Problem to work on: Pick out each line containing the string "JSON".

-- START --

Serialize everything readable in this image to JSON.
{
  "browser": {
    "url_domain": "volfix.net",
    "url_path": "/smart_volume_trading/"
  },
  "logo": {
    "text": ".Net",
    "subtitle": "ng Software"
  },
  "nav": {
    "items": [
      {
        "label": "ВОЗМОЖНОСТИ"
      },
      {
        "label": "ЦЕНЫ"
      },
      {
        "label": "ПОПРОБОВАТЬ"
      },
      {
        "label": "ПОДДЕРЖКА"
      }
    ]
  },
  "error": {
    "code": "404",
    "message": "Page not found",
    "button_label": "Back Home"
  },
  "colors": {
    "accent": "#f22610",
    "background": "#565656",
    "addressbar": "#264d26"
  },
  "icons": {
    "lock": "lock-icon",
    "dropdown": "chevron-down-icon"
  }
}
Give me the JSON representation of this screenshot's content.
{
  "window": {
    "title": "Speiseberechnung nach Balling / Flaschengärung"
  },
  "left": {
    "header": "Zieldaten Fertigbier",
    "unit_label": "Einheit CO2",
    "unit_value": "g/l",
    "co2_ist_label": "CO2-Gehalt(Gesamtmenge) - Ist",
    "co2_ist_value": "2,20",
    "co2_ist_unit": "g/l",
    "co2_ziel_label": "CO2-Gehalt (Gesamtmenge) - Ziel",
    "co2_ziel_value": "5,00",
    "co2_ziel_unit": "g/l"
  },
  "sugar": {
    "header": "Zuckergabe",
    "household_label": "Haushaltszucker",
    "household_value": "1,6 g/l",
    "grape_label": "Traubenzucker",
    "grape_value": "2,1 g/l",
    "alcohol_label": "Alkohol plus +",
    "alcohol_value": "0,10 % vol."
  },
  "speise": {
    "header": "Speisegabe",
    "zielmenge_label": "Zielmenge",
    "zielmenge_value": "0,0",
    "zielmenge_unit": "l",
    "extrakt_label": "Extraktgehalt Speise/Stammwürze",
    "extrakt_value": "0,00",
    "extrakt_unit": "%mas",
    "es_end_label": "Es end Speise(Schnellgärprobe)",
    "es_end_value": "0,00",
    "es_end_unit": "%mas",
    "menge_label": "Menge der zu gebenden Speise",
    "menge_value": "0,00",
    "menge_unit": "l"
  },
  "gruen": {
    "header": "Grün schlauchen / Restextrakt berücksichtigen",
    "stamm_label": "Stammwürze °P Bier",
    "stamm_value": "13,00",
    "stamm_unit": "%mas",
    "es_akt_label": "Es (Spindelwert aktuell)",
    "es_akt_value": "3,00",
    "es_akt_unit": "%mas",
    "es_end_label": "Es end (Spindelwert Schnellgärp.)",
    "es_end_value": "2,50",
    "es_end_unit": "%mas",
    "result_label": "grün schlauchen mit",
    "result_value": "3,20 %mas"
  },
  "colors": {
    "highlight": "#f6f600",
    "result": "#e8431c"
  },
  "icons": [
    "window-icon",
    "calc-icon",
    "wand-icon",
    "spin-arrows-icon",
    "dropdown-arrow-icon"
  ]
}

-- END --

Result of this task:
Serialize everything readable in this image to JSON.
Give me the JSON representation of this screenshot's content.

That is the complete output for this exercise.